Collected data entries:
>> BEGIN

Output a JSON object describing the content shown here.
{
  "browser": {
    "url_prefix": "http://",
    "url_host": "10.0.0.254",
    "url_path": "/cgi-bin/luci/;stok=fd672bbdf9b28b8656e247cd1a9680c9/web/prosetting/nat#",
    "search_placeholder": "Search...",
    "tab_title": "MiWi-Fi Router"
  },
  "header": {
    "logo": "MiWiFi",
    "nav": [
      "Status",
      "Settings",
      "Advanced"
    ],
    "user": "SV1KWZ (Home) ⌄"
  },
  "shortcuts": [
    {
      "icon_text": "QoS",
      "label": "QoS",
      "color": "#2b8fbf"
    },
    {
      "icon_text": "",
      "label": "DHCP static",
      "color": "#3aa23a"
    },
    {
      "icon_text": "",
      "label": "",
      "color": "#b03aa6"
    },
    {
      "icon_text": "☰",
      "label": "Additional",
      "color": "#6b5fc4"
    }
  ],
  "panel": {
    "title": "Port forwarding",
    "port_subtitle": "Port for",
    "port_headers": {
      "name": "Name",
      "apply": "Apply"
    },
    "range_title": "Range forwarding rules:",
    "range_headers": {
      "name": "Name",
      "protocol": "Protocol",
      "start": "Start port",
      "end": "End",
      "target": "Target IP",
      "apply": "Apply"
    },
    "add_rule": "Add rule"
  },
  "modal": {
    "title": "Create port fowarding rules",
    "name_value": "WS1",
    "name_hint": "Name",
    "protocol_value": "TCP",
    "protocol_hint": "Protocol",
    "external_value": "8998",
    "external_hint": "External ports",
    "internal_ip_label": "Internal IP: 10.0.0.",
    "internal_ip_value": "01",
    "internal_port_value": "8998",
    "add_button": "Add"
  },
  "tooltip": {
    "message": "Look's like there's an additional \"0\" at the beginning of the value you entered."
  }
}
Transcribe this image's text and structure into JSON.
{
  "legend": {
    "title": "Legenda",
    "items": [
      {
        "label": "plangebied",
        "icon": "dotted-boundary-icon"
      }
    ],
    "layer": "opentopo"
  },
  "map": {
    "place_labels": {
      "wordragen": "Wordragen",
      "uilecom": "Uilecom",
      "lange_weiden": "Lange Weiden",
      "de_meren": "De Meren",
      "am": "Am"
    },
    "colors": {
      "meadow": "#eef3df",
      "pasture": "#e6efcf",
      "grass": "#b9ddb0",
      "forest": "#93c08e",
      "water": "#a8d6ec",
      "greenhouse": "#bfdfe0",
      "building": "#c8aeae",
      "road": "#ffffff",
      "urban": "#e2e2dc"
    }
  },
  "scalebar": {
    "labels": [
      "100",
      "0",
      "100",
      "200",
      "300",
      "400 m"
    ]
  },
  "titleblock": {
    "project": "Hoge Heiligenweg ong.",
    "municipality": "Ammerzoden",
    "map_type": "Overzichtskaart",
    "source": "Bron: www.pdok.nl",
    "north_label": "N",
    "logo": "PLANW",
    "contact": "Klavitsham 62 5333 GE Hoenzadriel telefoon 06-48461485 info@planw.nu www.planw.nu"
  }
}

>> END
>> BEGIN

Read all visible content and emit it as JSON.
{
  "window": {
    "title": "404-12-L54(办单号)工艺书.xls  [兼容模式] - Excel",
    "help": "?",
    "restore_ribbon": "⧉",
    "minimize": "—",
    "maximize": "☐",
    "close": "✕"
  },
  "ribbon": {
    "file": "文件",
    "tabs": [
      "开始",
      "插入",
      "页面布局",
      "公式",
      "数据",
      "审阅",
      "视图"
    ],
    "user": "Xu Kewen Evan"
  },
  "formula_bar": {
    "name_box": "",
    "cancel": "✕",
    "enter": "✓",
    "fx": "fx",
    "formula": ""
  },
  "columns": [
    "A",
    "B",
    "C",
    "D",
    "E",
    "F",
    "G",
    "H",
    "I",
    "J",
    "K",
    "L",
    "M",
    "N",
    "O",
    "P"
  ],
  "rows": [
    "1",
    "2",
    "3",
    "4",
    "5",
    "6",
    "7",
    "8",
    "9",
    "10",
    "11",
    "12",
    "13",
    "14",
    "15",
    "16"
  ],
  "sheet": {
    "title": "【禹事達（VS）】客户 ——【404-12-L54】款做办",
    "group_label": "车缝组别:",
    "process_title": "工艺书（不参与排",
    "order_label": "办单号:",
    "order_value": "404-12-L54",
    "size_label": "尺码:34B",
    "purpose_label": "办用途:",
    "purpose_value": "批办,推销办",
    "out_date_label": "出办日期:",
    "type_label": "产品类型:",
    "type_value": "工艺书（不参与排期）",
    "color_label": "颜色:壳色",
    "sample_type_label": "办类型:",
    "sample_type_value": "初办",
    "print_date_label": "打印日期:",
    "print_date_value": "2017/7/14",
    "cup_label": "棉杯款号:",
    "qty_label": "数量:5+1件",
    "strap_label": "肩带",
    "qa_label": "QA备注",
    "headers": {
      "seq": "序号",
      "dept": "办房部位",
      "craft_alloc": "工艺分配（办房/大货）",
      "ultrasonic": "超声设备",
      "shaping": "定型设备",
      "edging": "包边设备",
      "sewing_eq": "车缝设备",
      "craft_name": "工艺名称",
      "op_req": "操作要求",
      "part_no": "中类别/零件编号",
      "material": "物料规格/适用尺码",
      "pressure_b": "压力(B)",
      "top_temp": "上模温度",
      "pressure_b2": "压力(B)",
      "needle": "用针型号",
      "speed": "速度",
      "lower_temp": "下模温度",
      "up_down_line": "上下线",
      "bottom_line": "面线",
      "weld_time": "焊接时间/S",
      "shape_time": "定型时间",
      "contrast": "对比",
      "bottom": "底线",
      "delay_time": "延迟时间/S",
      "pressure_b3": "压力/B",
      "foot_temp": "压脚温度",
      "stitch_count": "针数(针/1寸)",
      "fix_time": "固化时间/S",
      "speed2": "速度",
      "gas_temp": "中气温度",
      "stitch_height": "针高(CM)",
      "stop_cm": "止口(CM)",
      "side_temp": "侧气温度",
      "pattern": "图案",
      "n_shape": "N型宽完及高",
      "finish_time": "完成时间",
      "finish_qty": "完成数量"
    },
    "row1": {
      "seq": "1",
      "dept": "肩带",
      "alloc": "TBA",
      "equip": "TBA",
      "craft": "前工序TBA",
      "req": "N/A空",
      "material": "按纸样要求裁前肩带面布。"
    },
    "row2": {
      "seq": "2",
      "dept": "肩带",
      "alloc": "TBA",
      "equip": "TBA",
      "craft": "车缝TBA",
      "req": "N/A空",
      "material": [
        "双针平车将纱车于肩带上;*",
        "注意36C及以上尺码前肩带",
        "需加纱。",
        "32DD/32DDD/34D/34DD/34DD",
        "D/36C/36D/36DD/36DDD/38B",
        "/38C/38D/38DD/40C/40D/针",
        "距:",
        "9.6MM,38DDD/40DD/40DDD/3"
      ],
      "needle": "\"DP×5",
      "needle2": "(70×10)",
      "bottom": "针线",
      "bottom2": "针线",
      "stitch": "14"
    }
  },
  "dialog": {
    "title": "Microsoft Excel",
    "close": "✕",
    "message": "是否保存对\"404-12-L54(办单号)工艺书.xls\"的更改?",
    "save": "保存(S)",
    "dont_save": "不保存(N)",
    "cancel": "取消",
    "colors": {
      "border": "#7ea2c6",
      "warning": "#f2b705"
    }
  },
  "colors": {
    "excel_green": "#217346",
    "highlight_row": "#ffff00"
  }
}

>> END
>> BEGIN

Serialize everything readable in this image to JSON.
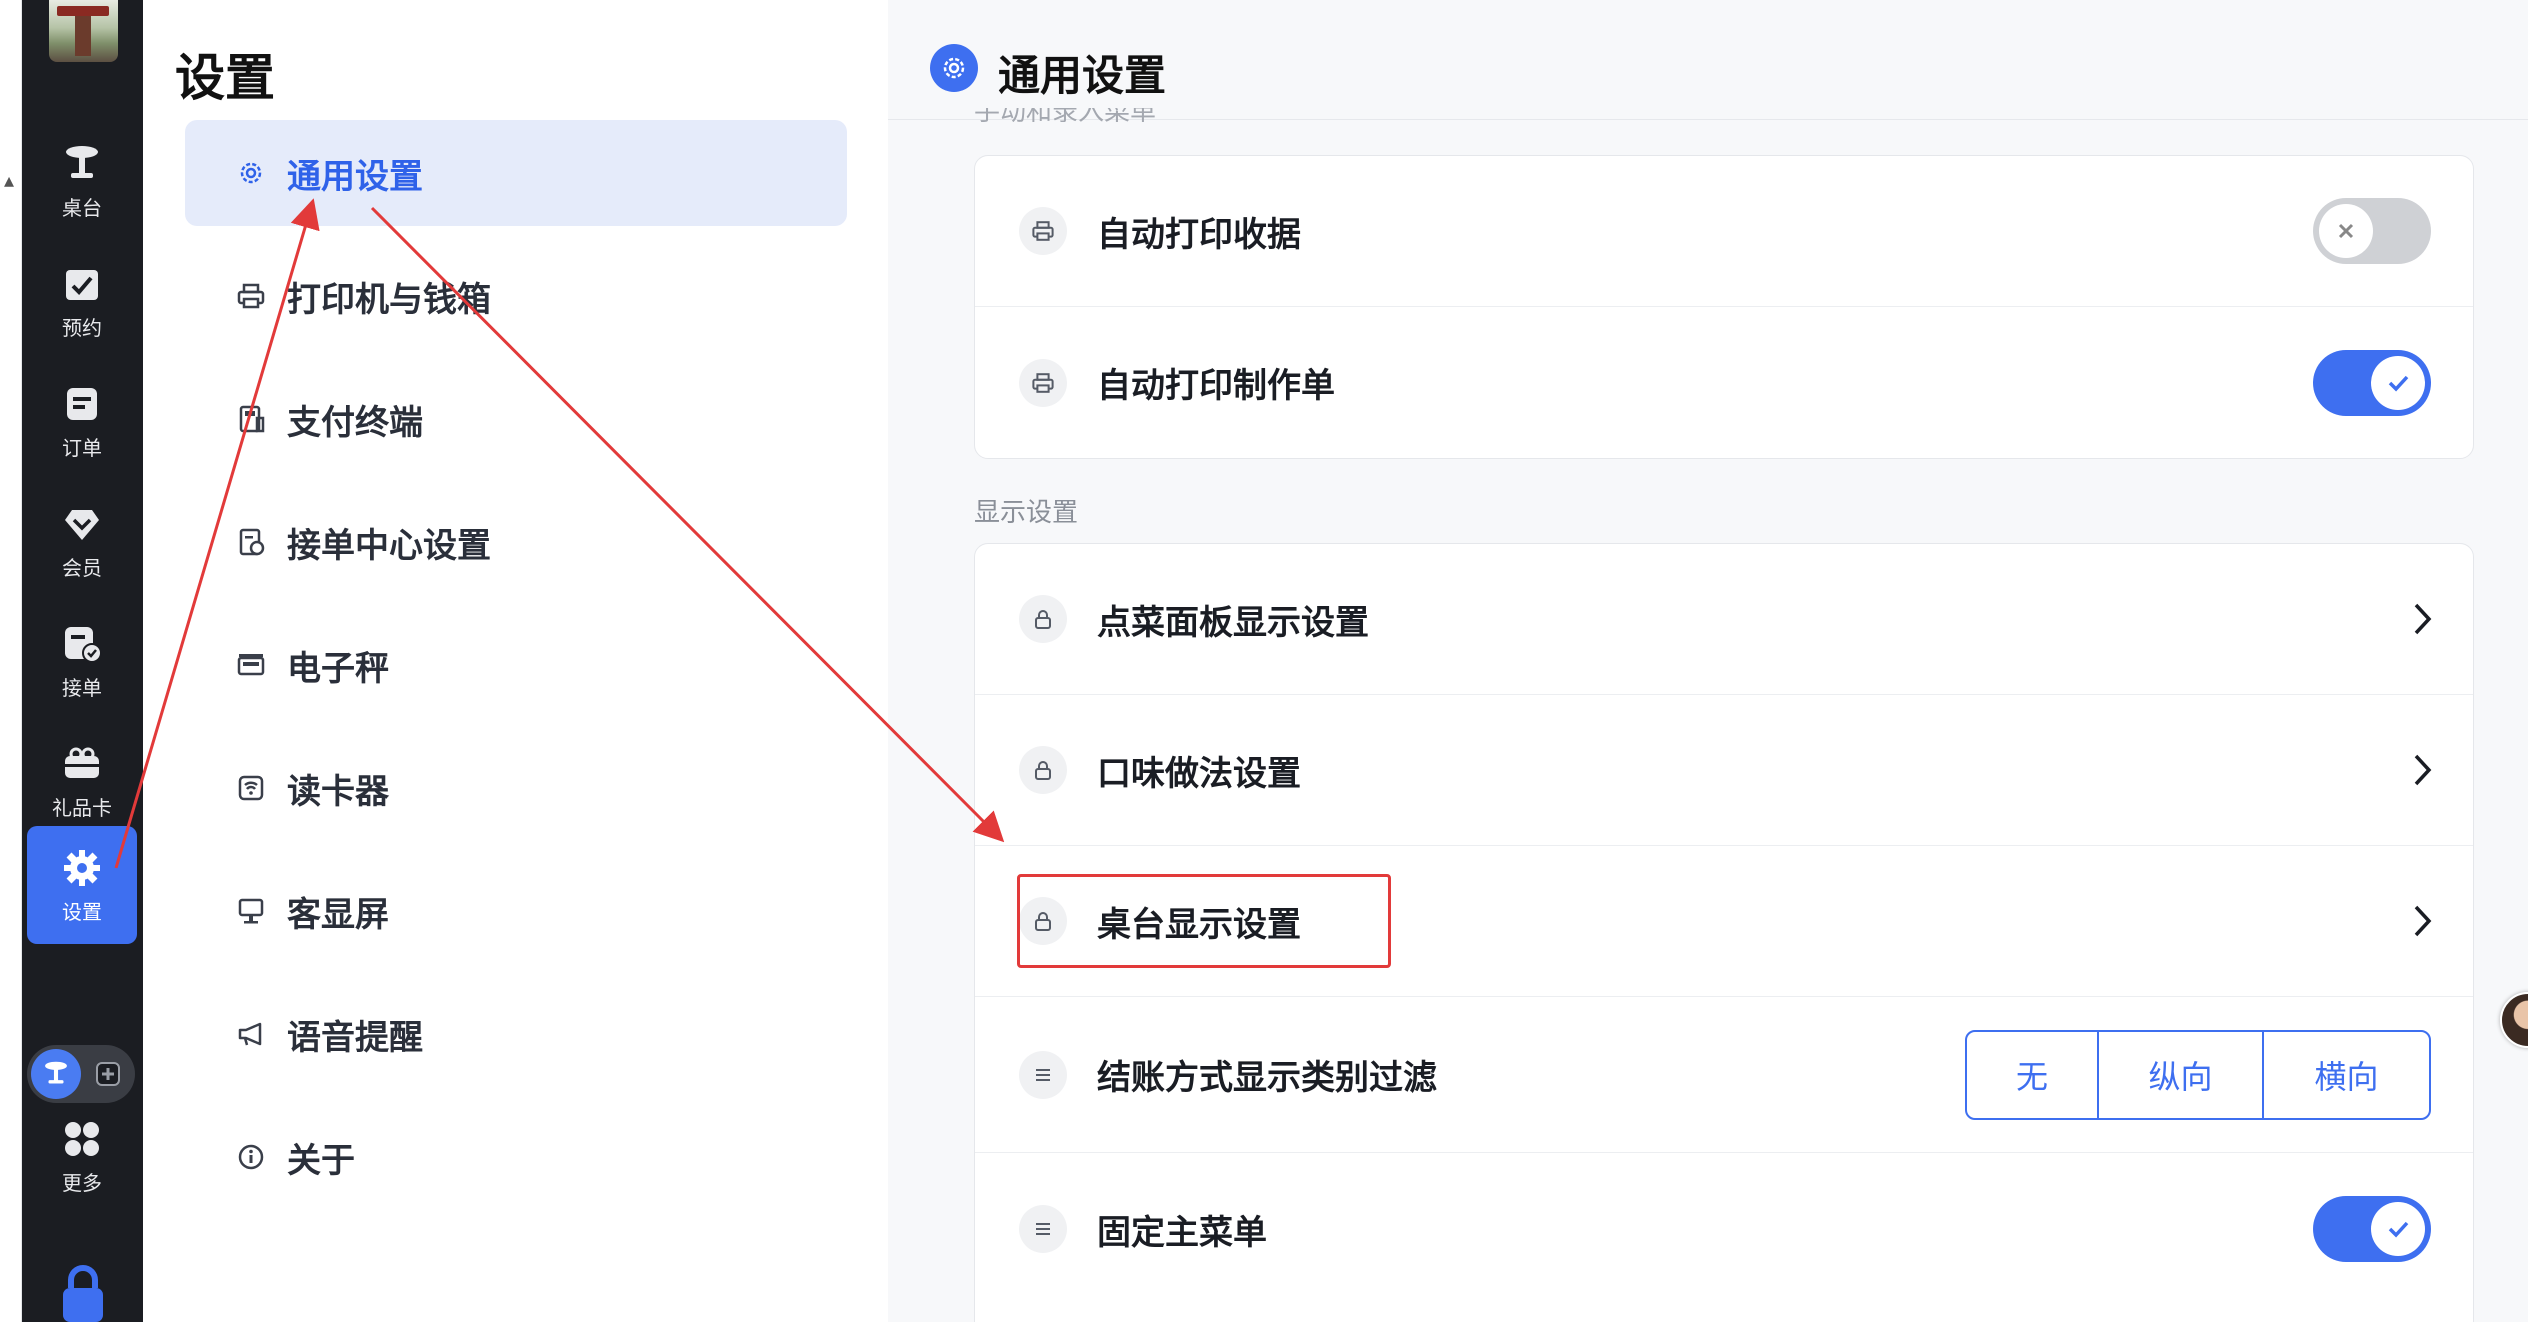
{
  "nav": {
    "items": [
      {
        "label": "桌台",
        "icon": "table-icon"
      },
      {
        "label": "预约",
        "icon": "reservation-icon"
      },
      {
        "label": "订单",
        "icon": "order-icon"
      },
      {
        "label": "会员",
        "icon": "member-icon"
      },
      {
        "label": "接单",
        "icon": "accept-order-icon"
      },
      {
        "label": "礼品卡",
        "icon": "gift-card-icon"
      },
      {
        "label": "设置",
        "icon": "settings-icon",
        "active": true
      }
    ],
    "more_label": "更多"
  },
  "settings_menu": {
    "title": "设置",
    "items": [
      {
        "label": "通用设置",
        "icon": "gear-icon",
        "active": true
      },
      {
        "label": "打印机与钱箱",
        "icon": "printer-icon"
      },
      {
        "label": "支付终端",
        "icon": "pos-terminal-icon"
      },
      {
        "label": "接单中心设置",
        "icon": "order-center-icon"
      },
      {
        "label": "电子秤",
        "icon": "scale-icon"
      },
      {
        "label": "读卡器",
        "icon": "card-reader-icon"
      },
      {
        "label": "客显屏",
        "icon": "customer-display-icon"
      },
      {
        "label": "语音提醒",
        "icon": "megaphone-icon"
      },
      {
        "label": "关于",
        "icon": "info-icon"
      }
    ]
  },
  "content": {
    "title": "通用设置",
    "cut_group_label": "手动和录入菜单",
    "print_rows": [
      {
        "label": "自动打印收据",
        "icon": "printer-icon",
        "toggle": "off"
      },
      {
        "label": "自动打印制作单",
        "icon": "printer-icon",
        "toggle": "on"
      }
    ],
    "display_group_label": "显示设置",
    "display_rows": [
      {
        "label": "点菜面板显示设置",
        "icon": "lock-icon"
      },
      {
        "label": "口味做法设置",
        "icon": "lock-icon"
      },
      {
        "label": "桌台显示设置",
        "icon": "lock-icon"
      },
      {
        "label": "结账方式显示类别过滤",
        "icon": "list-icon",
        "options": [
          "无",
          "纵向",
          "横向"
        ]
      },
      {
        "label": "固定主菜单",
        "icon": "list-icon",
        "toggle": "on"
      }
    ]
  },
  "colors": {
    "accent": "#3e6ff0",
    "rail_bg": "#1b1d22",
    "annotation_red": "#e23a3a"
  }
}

>> END

Each line holding "content" must be found and copied.

Output a JSON object describing the content shown here.
Read all visible content and emit it as JSON.
  "content": {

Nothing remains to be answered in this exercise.